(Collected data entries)

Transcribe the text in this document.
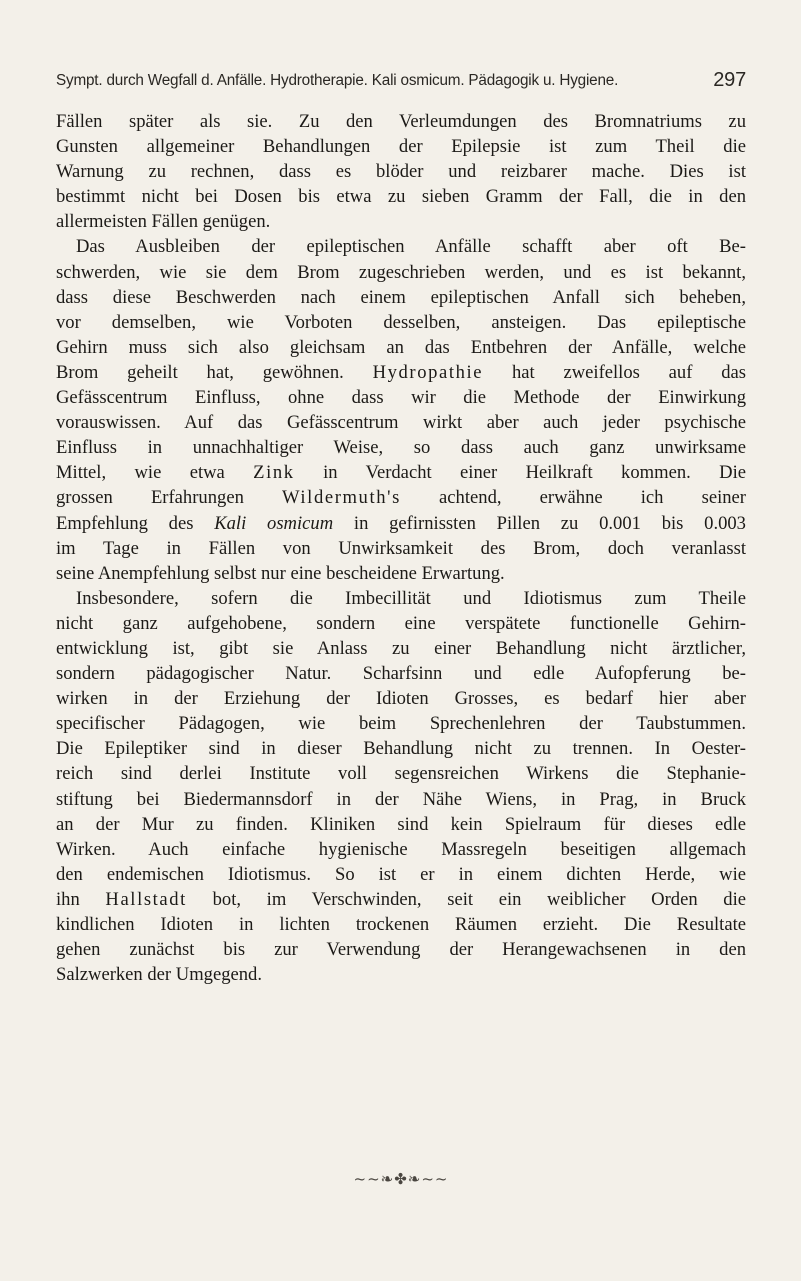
Sympt. durch Wegfall d. Anfälle. Hydrotherapie. Kali osmicum. Pädagogik u. Hygiene.	297
Fällen später als sie. Zu den Verleumdungen des Bromnatriums zu
Gunsten allgemeiner Behandlungen der Epilepsie ist zum Theil die
Warnung zu rechnen, dass es blöder und reizbarer mache. Dies ist
bestimmt nicht bei Dosen bis etwa zu sieben Gramm der Fall, die in den
allermeisten Fällen genügen.
Das Ausbleiben der epileptischen Anfälle schafft aber oft Be-
schwerden, wie sie dem Brom zugeschrieben werden, und es ist bekannt,
dass diese Beschwerden nach einem epileptischen Anfall sich beheben,
vor demselben, wie Vorboten desselben, ansteigen. Das epileptische
Gehirn muss sich also gleichsam an das Entbehren der Anfälle, welche
Brom geheilt hat, gewöhnen. Hydropathie hat zweifellos auf das
Gefässcentrum Einfluss, ohne dass wir die Methode der Einwirkung
vorauswissen. Auf das Gefässcentrum wirkt aber auch jeder psychische
Einfluss in unnachhaltiger Weise, so dass auch ganz unwirksame
Mittel, wie etwa Zink in Verdacht einer Heilkraft kommen. Die
grossen Erfahrungen Wildermuth's achtend, erwähne ich seiner
Empfehlung des Kali osmicum in gefirnissten Pillen zu 0.001 bis 0.003
im Tage in Fällen von Unwirksamkeit des Brom, doch veranlasst
seine Anempfehlung selbst nur eine bescheidene Erwartung.
Insbesondere, sofern die Imbecillität und Idiotismus zum Theile
nicht ganz aufgehobene, sondern eine verspätete functionelle Gehirn-
entwicklung ist, gibt sie Anlass zu einer Behandlung nicht ärztlicher,
sondern pädagogischer Natur. Scharfsinn und edle Aufopferung be-
wirken in der Erziehung der Idioten Grosses, es bedarf hier aber
specifischer Pädagogen, wie beim Sprechenlehren der Taubstummen.
Die Epileptiker sind in dieser Behandlung nicht zu trennen. In Oester-
reich sind derlei Institute voll segensreichen Wirkens die Stephanie-
stiftung bei Biedermannsdorf in der Nähe Wiens, in Prag, in Bruck
an der Mur zu finden. Kliniken sind kein Spielraum für dieses edle
Wirken. Auch einfache hygienische Massregeln beseitigen allgemach
den endemischen Idiotismus. So ist er in einem dichten Herde, wie
ihn Hallstadt bot, im Verschwinden, seit ein weiblicher Orden die
kindlichen Idioten in lichten trockenen Räumen erzieht. Die Resultate
gehen zunächst bis zur Verwendung der Herangewachsenen in den
Salzwerken der Umgegend.
~~❧✤❧~~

*GOAL*
Write out the listing word for word, omitting the pictures it holds.

*SOLUTION FOR THIS TASK*
Transcribe the text in this document.
Sympt. durch Wegfall d. Anfälle. Hydrotherapie. Kali osmicum. Pädagogik u. Hygiene.	297
Fällen später als sie. Zu den Verleumdungen des Bromnatriums zu
Gunsten allgemeiner Behandlungen der Epilepsie ist zum Theil die
Warnung zu rechnen, dass es blöder und reizbarer mache. Dies ist
bestimmt nicht bei Dosen bis etwa zu sieben Gramm der Fall, die in den
allermeisten Fällen genügen.
Das Ausbleiben der epileptischen Anfälle schafft aber oft Be-
schwerden, wie sie dem Brom zugeschrieben werden, und es ist bekannt,
dass diese Beschwerden nach einem epileptischen Anfall sich beheben,
vor demselben, wie Vorboten desselben, ansteigen. Das epileptische
Gehirn muss sich also gleichsam an das Entbehren der Anfälle, welche
Brom geheilt hat, gewöhnen. Hydropathie hat zweifellos auf das
Gefässcentrum Einfluss, ohne dass wir die Methode der Einwirkung
vorauswissen. Auf das Gefässcentrum wirkt aber auch jeder psychische
Einfluss in unnachhaltiger Weise, so dass auch ganz unwirksame
Mittel, wie etwa Zink in Verdacht einer Heilkraft kommen. Die
grossen Erfahrungen Wildermuth's achtend, erwähne ich seiner
Empfehlung des Kali osmicum in gefirnissten Pillen zu 0.001 bis 0.003
im Tage in Fällen von Unwirksamkeit des Brom, doch veranlasst
seine Anempfehlung selbst nur eine bescheidene Erwartung.
Insbesondere, sofern die Imbecillität und Idiotismus zum Theile
nicht ganz aufgehobene, sondern eine verspätete functionelle Gehirn-
entwicklung ist, gibt sie Anlass zu einer Behandlung nicht ärztlicher,
sondern pädagogischer Natur. Scharfsinn und edle Aufopferung be-
wirken in der Erziehung der Idioten Grosses, es bedarf hier aber
specifischer Pädagogen, wie beim Sprechenlehren der Taubstummen.
Die Epileptiker sind in dieser Behandlung nicht zu trennen. In Oester-
reich sind derlei Institute voll segensreichen Wirkens die Stephanie-
stiftung bei Biedermannsdorf in der Nähe Wiens, in Prag, in Bruck
an der Mur zu finden. Kliniken sind kein Spielraum für dieses edle
Wirken. Auch einfache hygienische Massregeln beseitigen allgemach
den endemischen Idiotismus. So ist er in einem dichten Herde, wie
ihn Hallstadt bot, im Verschwinden, seit ein weiblicher Orden die
kindlichen Idioten in lichten trockenen Räumen erzieht. Die Resultate
gehen zunächst bis zur Verwendung der Herangewachsenen in den
Salzwerken der Umgegend.
~~❧✤❧~~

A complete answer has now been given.